STATED PROBLEM:
State how many lines of the records below contain the string 'ticks', treating uppercase and lowercase letters as distinct. Reply with the number alone.

(Image layout annotations)
------------------------------------
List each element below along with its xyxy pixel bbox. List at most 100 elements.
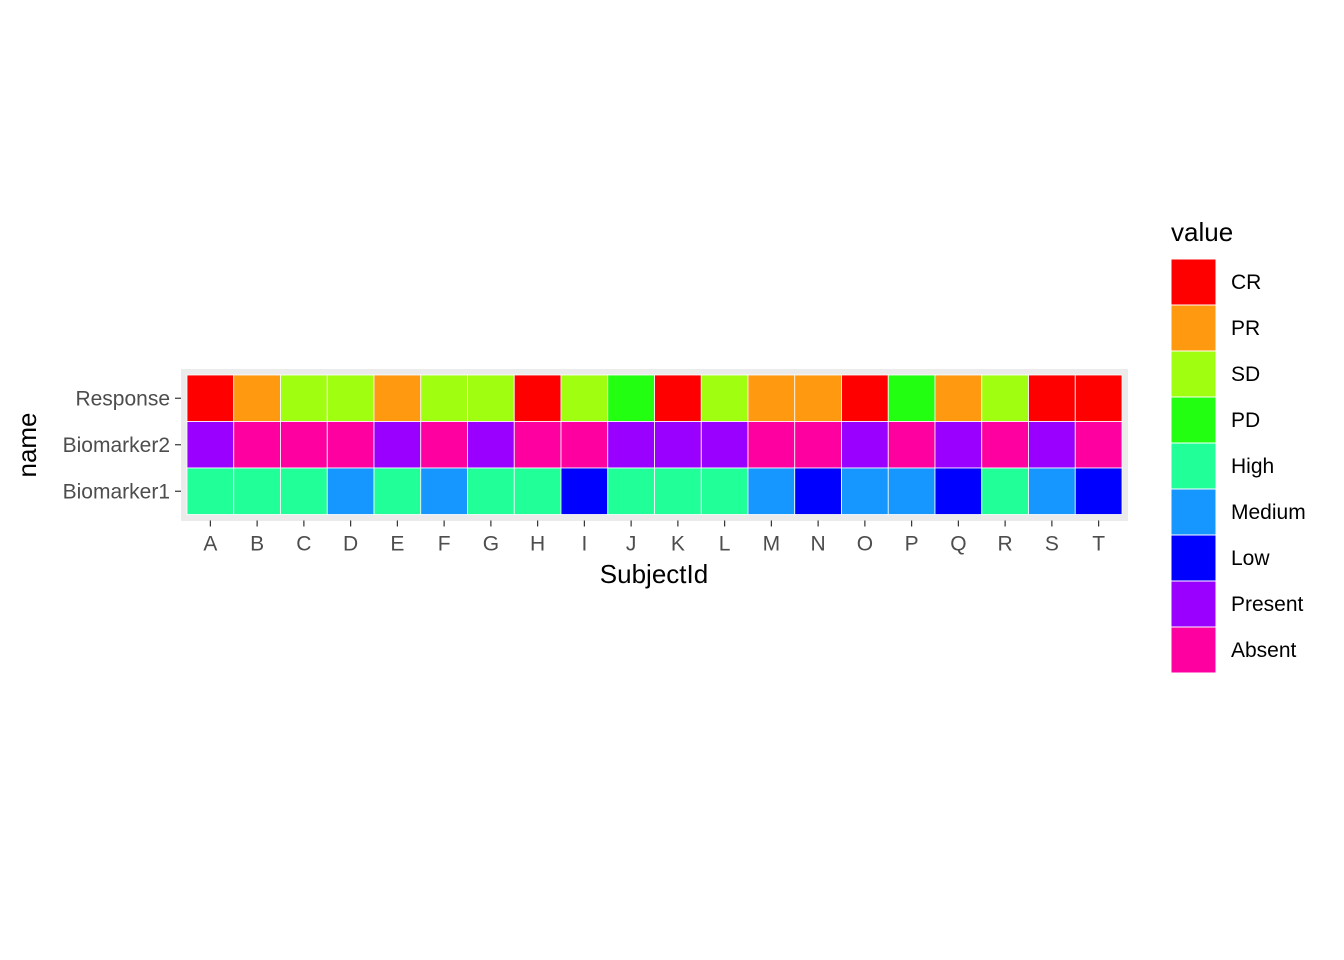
heatmap-cell-biomarker2-t — [1074, 421, 1123, 469]
heatmap-cell-biomarker1-d — [326, 467, 375, 515]
heatmap-cell-biomarker2-d — [326, 421, 375, 469]
heatmap-cell-response-t — [1074, 374, 1123, 422]
heatmap-cell-biomarker1-m — [747, 467, 796, 515]
x-tick-label: O — [857, 533, 873, 556]
heatmap-cell-biomarker2-s — [1028, 421, 1076, 469]
x-tick-label: H — [530, 533, 545, 556]
x-tick-label: P — [905, 533, 919, 556]
heatmap-cell-biomarker1-o — [841, 467, 889, 515]
heatmap-cell-biomarker1-h — [513, 467, 562, 515]
heatmap-cell-response-s — [1028, 374, 1076, 422]
legend-label-pr: PR — [1231, 317, 1260, 340]
heatmap-cell-biomarker1-s — [1028, 467, 1076, 515]
x-tick-label: D — [343, 533, 358, 556]
heatmap-cell-response-c — [280, 374, 328, 422]
heatmap-cell-response-q — [934, 374, 983, 422]
heatmap-cell-response-f — [420, 374, 468, 422]
y-axis-title: name — [12, 412, 42, 477]
legend-label-present: Present — [1231, 593, 1304, 616]
legend-label-medium: Medium — [1231, 501, 1306, 524]
x-tick-label: T — [1092, 533, 1105, 556]
x-tick-label: F — [438, 533, 451, 556]
y-tick-label: Response — [75, 387, 170, 410]
legend-label-high: High — [1231, 455, 1274, 478]
heatmap-cell-response-j — [607, 374, 655, 422]
heatmap-cell-biomarker2-p — [887, 421, 936, 469]
legend-label-pd: PD — [1231, 409, 1260, 432]
heatmap-cell-biomarker2-o — [841, 421, 889, 469]
heatmap-cell-biomarker2-b — [233, 421, 281, 469]
heatmap-cell-biomarker2-m — [747, 421, 796, 469]
x-tick-label: E — [390, 533, 404, 556]
heatmap-cell-biomarker2-l — [700, 421, 749, 469]
heatmap-cell-biomarker2-r — [981, 421, 1029, 469]
y-axis-ticks: Response Biomarker2 Biomarker1 — [63, 387, 181, 503]
heatmap-cell-biomarker2-h — [513, 421, 562, 469]
x-tick-label: S — [1045, 533, 1059, 556]
heatmap-cell-response-d — [326, 374, 375, 422]
heatmap-cell-biomarker1-l — [700, 467, 749, 515]
heatmap-cell-biomarker2-k — [654, 421, 702, 469]
x-axis-title: SubjectId — [600, 559, 708, 589]
heatmap-cell-response-h — [513, 374, 562, 422]
legend-key-pd — [1170, 396, 1217, 444]
x-axis-ticks: A B C D E F G H I J K L M N O P Q R S T — [203, 520, 1105, 556]
heatmap-cell-biomarker1-n — [794, 467, 842, 515]
heatmap-cell-biomarker2-e — [373, 421, 422, 469]
legend-label-cr: CR — [1231, 271, 1261, 294]
x-tick-label: K — [671, 533, 685, 556]
heatmap-cell-biomarker1-r — [981, 467, 1029, 515]
heatmap-cell-biomarker2-q — [934, 421, 983, 469]
heatmap-cell-biomarker1-f — [420, 467, 468, 515]
y-tick-label: Biomarker2 — [63, 434, 170, 457]
heatmap-cell-biomarker2-i — [560, 421, 609, 469]
x-tick-label: A — [203, 533, 217, 556]
heatmap-cell-response-r — [981, 374, 1029, 422]
x-tick-label: N — [811, 533, 826, 556]
legend-key-present — [1170, 580, 1217, 628]
heatmap-cell-response-o — [841, 374, 889, 422]
x-tick-label: R — [998, 533, 1013, 556]
heatmap-cell-response-n — [794, 374, 842, 422]
legend-key-medium — [1170, 488, 1217, 536]
legend-key-sd — [1170, 350, 1217, 398]
x-tick-label: Q — [950, 533, 966, 556]
heatmap-cell-response-a — [186, 374, 235, 422]
legend-label-sd: SD — [1231, 363, 1260, 386]
heatmap-cell-response-g — [467, 374, 515, 422]
heatmap-cell-biomarker2-a — [186, 421, 235, 469]
legend-title: value — [1171, 217, 1233, 247]
heatmap-cell-biomarker2-j — [607, 421, 655, 469]
heatmap-cell-biomarker1-a — [186, 467, 235, 515]
heatmap-cell-biomarker1-g — [467, 467, 515, 515]
heatmap-cell-biomarker1-e — [373, 467, 422, 515]
heatmap-cell-biomarker1-p — [887, 467, 936, 515]
legend-key-low — [1170, 534, 1217, 582]
x-tick-label: C — [296, 533, 311, 556]
x-tick-label: G — [483, 533, 499, 556]
legend-key-cr — [1170, 258, 1217, 306]
x-tick-label: B — [250, 533, 264, 556]
heatmap-cell-response-e — [373, 374, 422, 422]
legend-key-pr — [1170, 304, 1217, 352]
heatmap-cell-biomarker1-c — [280, 467, 328, 515]
heatmap-cell-biomarker2-n — [794, 421, 842, 469]
x-tick-label: L — [719, 533, 731, 556]
x-tick-label: J — [626, 533, 637, 556]
heatmap-cells — [186, 374, 1123, 515]
x-tick-label: M — [763, 533, 781, 556]
heatmap-cell-response-l — [700, 374, 749, 422]
heatmap-cell-biomarker1-i — [560, 467, 609, 515]
legend-label-low: Low — [1231, 547, 1270, 570]
heatmap-cell-biomarker2-c — [280, 421, 328, 469]
legend-key-high — [1170, 442, 1217, 490]
legend: CR PR SD PD High Medium Low Present Absent — [1170, 258, 1306, 674]
heatmap-cell-biomarker2-g — [467, 421, 515, 469]
heatmap-cell-biomarker1-q — [934, 467, 983, 515]
heatmap-cell-biomarker1-j — [607, 467, 655, 515]
heatmap-cell-response-b — [233, 374, 281, 422]
heatmap-cell-biomarker1-t — [1074, 467, 1123, 515]
heatmap-cell-response-i — [560, 374, 609, 422]
legend-label-absent: Absent — [1231, 639, 1297, 662]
------------------------------------
THE RESPONSE:
2